= Exercise objective =
Update the lines below by replacing every "legend-swatch" with "legend-marker" and leaving everything else unchanged. Omit the pictures from your answer.

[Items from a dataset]
......

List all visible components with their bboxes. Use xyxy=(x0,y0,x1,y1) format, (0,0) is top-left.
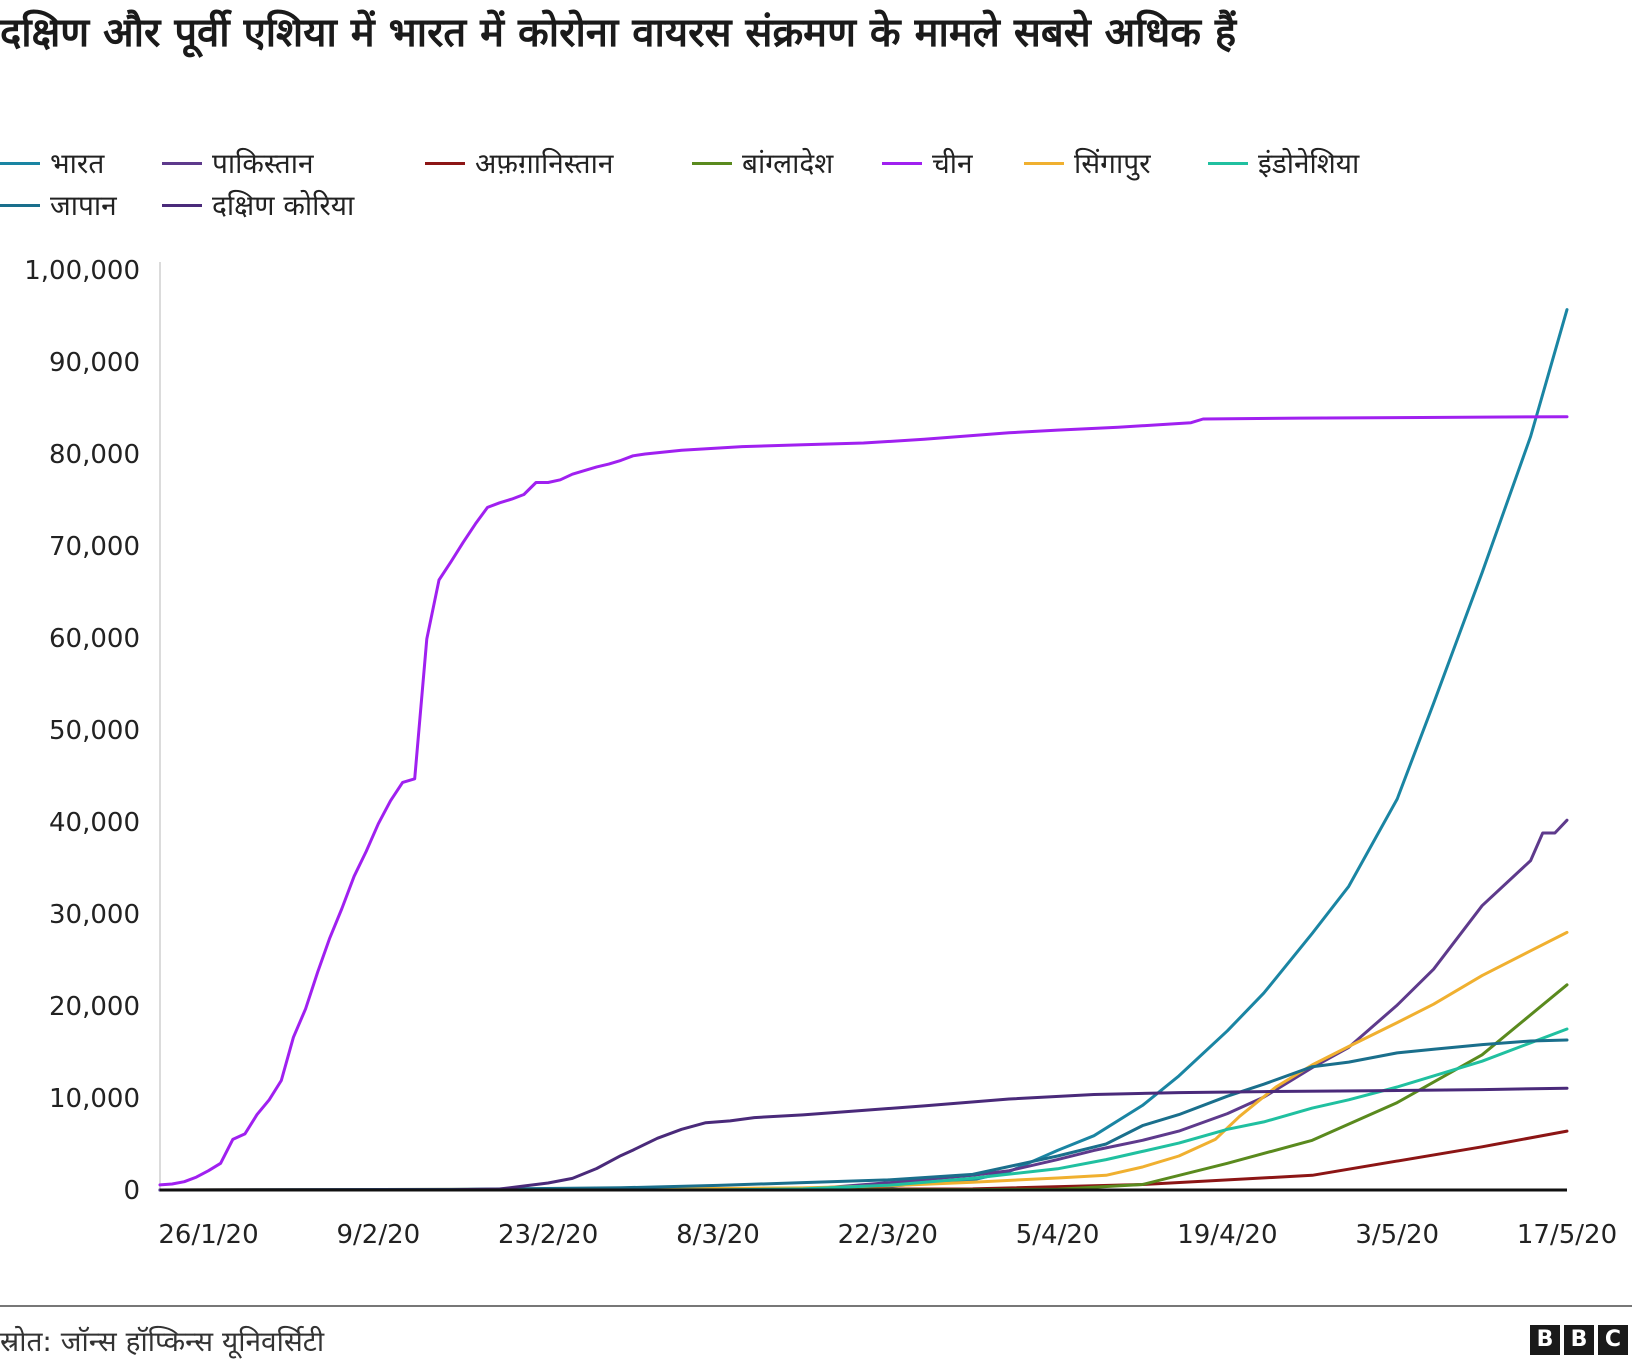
x-tick-label: 19/4/20 xyxy=(1177,1220,1277,1250)
legend-swatch xyxy=(0,161,40,165)
legend-item: पाकिस्तान xyxy=(162,142,314,184)
y-tick-label: 80,000 xyxy=(49,440,140,470)
legend-swatch xyxy=(162,161,202,165)
y-tick-label: 20,000 xyxy=(49,992,140,1022)
logo-letter-b1: B xyxy=(1530,1325,1560,1355)
legend-swatch xyxy=(1208,161,1248,165)
y-tick-label: 70,000 xyxy=(49,532,140,562)
line-chart: 0 10,000 20,000 30,000 40,000 50,000 60,000 70,… xyxy=(24,256,1617,1250)
series-line xyxy=(158,818,1569,1192)
legend-label: चीन xyxy=(932,147,973,180)
series-line xyxy=(158,1038,1569,1192)
y-tick-label: 1,00,000 xyxy=(24,256,140,286)
x-tick-label: 17/5/20 xyxy=(1517,1220,1617,1250)
series-line xyxy=(158,415,1569,1187)
legend-swatch xyxy=(692,161,732,165)
x-tick-label: 22/3/20 xyxy=(838,1220,938,1250)
logo-letter-b2: B xyxy=(1564,1325,1594,1355)
legend-item: सिंगापुर xyxy=(1024,142,1151,184)
legend-label: सिंगापुर xyxy=(1074,147,1151,180)
chart-title: दक्षिण और पूर्वी एशिया में भारत में कोरो… xyxy=(0,10,1237,56)
legend-item: भारत xyxy=(0,142,104,184)
y-tick-label: 10,000 xyxy=(49,1084,140,1114)
y-tick-label: 50,000 xyxy=(49,716,140,746)
x-tick-label: 8/3/20 xyxy=(676,1220,760,1250)
legend-label: बांग्लादेश xyxy=(742,147,834,180)
x-tick-label: 5/4/20 xyxy=(1016,1220,1100,1250)
legend-label: पाकिस्तान xyxy=(212,147,314,180)
y-tick-label: 60,000 xyxy=(49,624,140,654)
chart-legend: भारत पाकिस्तान अफ़ग़ानिस्तान बांग्लादेश चीन स… xyxy=(0,142,1560,226)
legend-swatch xyxy=(425,161,465,165)
x-tick-label: 3/5/20 xyxy=(1355,1220,1439,1250)
legend-row: जापान दक्षिण कोरिया xyxy=(0,184,1560,226)
y-tick-label: 40,000 xyxy=(49,808,140,838)
x-tick-label: 9/2/20 xyxy=(336,1220,420,1250)
legend-label: जापान xyxy=(50,189,117,222)
legend-swatch xyxy=(1024,161,1064,165)
legend-item: चीन xyxy=(882,142,973,184)
y-tick-label: 30,000 xyxy=(49,900,140,930)
legend-label: भारत xyxy=(50,147,105,180)
source-note: स्रोत: जॉन्स हॉप्किन्स यूनिवर्सिटी xyxy=(0,1325,325,1358)
series-line xyxy=(158,1086,1569,1192)
legend-item: बांग्लादेश xyxy=(692,142,833,184)
logo-letter-c: C xyxy=(1598,1325,1628,1355)
x-tick-label: 23/2/20 xyxy=(498,1220,598,1250)
legend-item: दक्षिण कोरिया xyxy=(162,184,354,226)
legend-item: इंडोनेशिया xyxy=(1208,142,1359,184)
legend-swatch xyxy=(882,161,922,165)
legend-row: भारत पाकिस्तान अफ़ग़ानिस्तान बांग्लादेश चीन स… xyxy=(0,142,1560,184)
y-tick-label: 90,000 xyxy=(49,348,140,378)
series-line xyxy=(158,983,1569,1192)
legend-label: दक्षिण कोरिया xyxy=(212,189,355,222)
legend-item: जापान xyxy=(0,184,117,226)
x-tick-label: 26/1/20 xyxy=(158,1220,258,1250)
footer-divider xyxy=(0,1305,1632,1307)
legend-label: अफ़ग़ानिस्तान xyxy=(475,147,614,180)
legend-swatch xyxy=(162,203,202,207)
legend-item: अफ़ग़ानिस्तान xyxy=(425,142,613,184)
legend-label: इंडोनेशिया xyxy=(1258,147,1360,180)
series-line xyxy=(158,1027,1569,1192)
bbc-logo: B B C xyxy=(1530,1325,1628,1355)
y-tick-label: 0 xyxy=(123,1176,140,1206)
legend-swatch xyxy=(0,203,40,207)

......

= Answer to this exercise =
List all visible components with their bboxes. Use xyxy=(x0,y0,x1,y1) format, (0,0) is top-left.
x-tick-label: 19/4/20 xyxy=(1177,1220,1277,1250)
legend-marker xyxy=(0,161,40,165)
legend-item: पाकिस्तान xyxy=(162,142,314,184)
y-tick-label: 80,000 xyxy=(49,440,140,470)
legend-marker xyxy=(162,161,202,165)
y-tick-label: 20,000 xyxy=(49,992,140,1022)
logo-letter-b1: B xyxy=(1530,1325,1560,1355)
legend-marker xyxy=(1208,161,1248,165)
y-tick-label: 70,000 xyxy=(49,532,140,562)
line-chart: 0 10,000 20,000 30,000 40,000 50,000 60,000 70,… xyxy=(24,256,1617,1250)
series-line xyxy=(158,818,1569,1192)
legend-label: चीन xyxy=(932,147,973,180)
series-line xyxy=(158,1038,1569,1192)
y-tick-label: 1,00,000 xyxy=(24,256,140,286)
x-tick-label: 17/5/20 xyxy=(1517,1220,1617,1250)
series-line xyxy=(158,415,1569,1187)
legend-marker xyxy=(692,161,732,165)
x-tick-label: 22/3/20 xyxy=(838,1220,938,1250)
logo-letter-b2: B xyxy=(1564,1325,1594,1355)
legend-item: सिंगापुर xyxy=(1024,142,1151,184)
legend-label: सिंगापुर xyxy=(1074,147,1151,180)
chart-title: दक्षिण और पूर्वी एशिया में भारत में कोरो… xyxy=(0,10,1237,56)
legend-item: भारत xyxy=(0,142,104,184)
y-tick-label: 10,000 xyxy=(49,1084,140,1114)
y-tick-label: 50,000 xyxy=(49,716,140,746)
x-tick-label: 8/3/20 xyxy=(676,1220,760,1250)
legend-label: बांग्लादेश xyxy=(742,147,834,180)
x-tick-label: 5/4/20 xyxy=(1016,1220,1100,1250)
legend-label: पाकिस्तान xyxy=(212,147,314,180)
y-tick-label: 60,000 xyxy=(49,624,140,654)
chart-legend: भारत पाकिस्तान अफ़ग़ानिस्तान बांग्लादेश चीन स… xyxy=(0,142,1560,226)
legend-marker xyxy=(425,161,465,165)
x-tick-label: 3/5/20 xyxy=(1355,1220,1439,1250)
legend-row: जापान दक्षिण कोरिया xyxy=(0,184,1560,226)
y-tick-label: 40,000 xyxy=(49,808,140,838)
x-tick-label: 9/2/20 xyxy=(336,1220,420,1250)
legend-label: जापान xyxy=(50,189,117,222)
legend-marker xyxy=(1024,161,1064,165)
legend-item: चीन xyxy=(882,142,973,184)
y-tick-label: 30,000 xyxy=(49,900,140,930)
legend-label: भारत xyxy=(50,147,105,180)
source-note: स्रोत: जॉन्स हॉप्किन्स यूनिवर्सिटी xyxy=(0,1325,325,1358)
series-line xyxy=(158,1086,1569,1192)
legend-item: बांग्लादेश xyxy=(692,142,833,184)
logo-letter-c: C xyxy=(1598,1325,1628,1355)
x-tick-label: 23/2/20 xyxy=(498,1220,598,1250)
legend-item: दक्षिण कोरिया xyxy=(162,184,354,226)
legend-item: इंडोनेशिया xyxy=(1208,142,1359,184)
legend-marker xyxy=(882,161,922,165)
legend-row: भारत पाकिस्तान अफ़ग़ानिस्तान बांग्लादेश चीन स… xyxy=(0,142,1560,184)
y-tick-label: 90,000 xyxy=(49,348,140,378)
series-line xyxy=(158,983,1569,1192)
legend-label: दक्षिण कोरिया xyxy=(212,189,355,222)
legend-item: जापान xyxy=(0,184,117,226)
x-tick-label: 26/1/20 xyxy=(158,1220,258,1250)
footer-divider xyxy=(0,1305,1632,1307)
legend-label: अफ़ग़ानिस्तान xyxy=(475,147,614,180)
legend-marker xyxy=(162,203,202,207)
legend-item: अफ़ग़ानिस्तान xyxy=(425,142,613,184)
legend-label: इंडोनेशिया xyxy=(1258,147,1360,180)
series-line xyxy=(158,1027,1569,1192)
bbc-logo: B B C xyxy=(1530,1325,1628,1355)
y-tick-label: 0 xyxy=(123,1176,140,1206)
legend-marker xyxy=(0,203,40,207)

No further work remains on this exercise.